» **ACTIONS TO TAKE**:
**A)** Rewrite the paragraph in the passage on Earth's magnetic field that begins "Early on, researchers realized" as a short bulleted list that keeps its main facts.
**B)** State whether each statement agrees with the passage on Earth's magnetic field, answering yes or no and quoting the deciding words: (i) Mercury is described as certainly having a dynamo in its core; (ii) the magnetic field can be measured only on Earth's surface or in space; (iii) Earth is the only planet in the solar system thought to have a dynamo in its core.

» **EXCERPTED PASSAGE**:
----

Early on, researchers realized it had to be currents. No known mineral or material is able to maintain a permanent magnetization at temperatures above 1,000 degrees Celsius. But Earth’s metallic core—where its geomagnetic field originates—is way hotter than that: at an estimated 5,000 degrees, it is as hot as the surface of the sun.

So, dynamo it is. And ours is not the only planet in the solar system thought to harbor a dynamo in its core. So do Jupiter, Saturn, Uranus, Neptune and possibly Mercury and even one of Jupiter’s moons, Ganymede.

This realization however was only the beginning of a long study that is still in progress. One difficulty is that we can only measure the magnetic field on Earth's surface or in space. From those data alone, it is not possible even in principle to reconstruct the shape of the magnetic field lines deep inside. This, Merrill points out, is known to mathematicians as a “non-uniqueness” problem—also known as the difficulty of guessing what’s inside a Christmas gift by lifting it and shaking it (which, Merrill informs us, is what his wife used to do) rather than opening the box.

----

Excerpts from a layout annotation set
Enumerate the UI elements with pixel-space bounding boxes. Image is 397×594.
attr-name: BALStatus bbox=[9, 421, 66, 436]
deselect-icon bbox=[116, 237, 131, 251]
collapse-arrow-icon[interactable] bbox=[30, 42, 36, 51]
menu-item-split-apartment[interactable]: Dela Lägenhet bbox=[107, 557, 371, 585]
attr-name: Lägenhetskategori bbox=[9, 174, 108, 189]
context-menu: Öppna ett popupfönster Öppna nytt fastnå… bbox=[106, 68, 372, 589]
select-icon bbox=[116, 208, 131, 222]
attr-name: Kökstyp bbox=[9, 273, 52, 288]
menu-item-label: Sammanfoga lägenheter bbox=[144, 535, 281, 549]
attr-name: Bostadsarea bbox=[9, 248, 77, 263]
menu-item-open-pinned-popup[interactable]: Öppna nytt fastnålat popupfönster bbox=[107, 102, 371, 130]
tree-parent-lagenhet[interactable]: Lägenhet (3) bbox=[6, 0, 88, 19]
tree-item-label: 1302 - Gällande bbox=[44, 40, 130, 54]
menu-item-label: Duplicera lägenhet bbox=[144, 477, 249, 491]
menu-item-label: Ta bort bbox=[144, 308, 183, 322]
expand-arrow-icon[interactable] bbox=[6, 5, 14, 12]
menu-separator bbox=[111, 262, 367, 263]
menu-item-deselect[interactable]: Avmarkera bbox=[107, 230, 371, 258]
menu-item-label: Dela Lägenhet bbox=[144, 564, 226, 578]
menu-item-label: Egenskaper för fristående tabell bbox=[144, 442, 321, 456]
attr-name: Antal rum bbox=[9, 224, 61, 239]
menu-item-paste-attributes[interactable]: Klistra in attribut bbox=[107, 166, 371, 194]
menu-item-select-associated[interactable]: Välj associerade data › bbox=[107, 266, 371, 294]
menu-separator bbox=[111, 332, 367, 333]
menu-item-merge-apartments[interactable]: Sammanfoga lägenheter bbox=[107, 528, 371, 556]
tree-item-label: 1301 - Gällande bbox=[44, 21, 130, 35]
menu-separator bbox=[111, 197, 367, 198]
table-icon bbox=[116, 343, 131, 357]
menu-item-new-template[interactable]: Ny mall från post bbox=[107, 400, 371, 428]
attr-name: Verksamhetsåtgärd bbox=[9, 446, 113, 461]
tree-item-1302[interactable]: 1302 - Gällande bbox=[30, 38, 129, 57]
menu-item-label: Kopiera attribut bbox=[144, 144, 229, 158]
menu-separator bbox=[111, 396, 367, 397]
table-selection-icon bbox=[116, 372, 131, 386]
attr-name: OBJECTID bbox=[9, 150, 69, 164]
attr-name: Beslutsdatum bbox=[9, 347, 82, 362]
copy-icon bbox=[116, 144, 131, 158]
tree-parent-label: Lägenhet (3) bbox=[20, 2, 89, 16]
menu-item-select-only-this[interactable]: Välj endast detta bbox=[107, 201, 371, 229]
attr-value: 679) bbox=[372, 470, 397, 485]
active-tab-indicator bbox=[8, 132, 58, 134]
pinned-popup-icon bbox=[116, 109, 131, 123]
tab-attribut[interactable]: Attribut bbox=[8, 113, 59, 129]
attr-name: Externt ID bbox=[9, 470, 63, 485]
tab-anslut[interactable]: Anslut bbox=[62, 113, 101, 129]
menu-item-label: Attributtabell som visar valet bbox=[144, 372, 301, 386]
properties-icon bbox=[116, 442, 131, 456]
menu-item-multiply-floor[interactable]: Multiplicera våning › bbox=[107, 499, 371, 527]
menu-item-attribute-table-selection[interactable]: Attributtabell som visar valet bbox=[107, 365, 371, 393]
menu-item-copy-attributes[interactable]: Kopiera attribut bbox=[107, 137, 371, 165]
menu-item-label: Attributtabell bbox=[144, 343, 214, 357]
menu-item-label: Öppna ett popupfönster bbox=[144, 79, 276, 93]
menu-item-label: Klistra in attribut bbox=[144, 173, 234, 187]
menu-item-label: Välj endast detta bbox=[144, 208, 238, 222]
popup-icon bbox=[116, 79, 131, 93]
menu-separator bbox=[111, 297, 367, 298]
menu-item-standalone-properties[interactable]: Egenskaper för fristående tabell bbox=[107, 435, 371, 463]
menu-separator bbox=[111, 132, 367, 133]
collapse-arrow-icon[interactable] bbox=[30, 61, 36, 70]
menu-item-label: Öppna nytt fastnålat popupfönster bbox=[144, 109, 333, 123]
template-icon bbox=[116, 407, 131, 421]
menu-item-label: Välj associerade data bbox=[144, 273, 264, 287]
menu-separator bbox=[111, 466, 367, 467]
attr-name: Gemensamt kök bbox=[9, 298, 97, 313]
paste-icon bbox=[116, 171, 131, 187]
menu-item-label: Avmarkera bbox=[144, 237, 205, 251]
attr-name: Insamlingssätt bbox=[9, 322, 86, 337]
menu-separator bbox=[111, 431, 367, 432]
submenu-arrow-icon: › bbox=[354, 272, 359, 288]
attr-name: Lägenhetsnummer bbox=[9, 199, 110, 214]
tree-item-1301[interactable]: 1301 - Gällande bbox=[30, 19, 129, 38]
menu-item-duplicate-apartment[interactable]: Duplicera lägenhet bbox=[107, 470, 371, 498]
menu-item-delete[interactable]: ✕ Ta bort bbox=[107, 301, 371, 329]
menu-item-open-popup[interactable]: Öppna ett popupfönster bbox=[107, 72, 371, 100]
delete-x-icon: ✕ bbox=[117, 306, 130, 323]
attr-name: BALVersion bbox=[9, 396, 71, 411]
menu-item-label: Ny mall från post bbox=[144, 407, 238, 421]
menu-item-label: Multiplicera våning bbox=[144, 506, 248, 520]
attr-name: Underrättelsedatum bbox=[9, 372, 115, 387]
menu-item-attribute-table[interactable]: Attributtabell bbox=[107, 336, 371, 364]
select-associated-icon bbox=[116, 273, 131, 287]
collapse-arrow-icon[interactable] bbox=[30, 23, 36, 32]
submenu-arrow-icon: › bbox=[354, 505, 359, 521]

----

» **RESULTS IN ORDER**:
**A)**
- Researchers concluded early that the cause had to be currents.
- No known mineral or material can keep a permanent magnetization above 1,000 degrees Celsius.
- Earth's metallic core, where the geomagnetic field originates, is far hotter. At an estimated 5,000 degrees, it matches the surface of the sun.

**B)**
(i) No: "So do Jupiter, Saturn, Uranus, Neptune and possibly Mercury"
(ii) Yes: "we can only measure the magnetic field on Earth's surface or in space"
(iii) No: "ours is not the only planet in the solar system thought to harbor a dynamo in its core"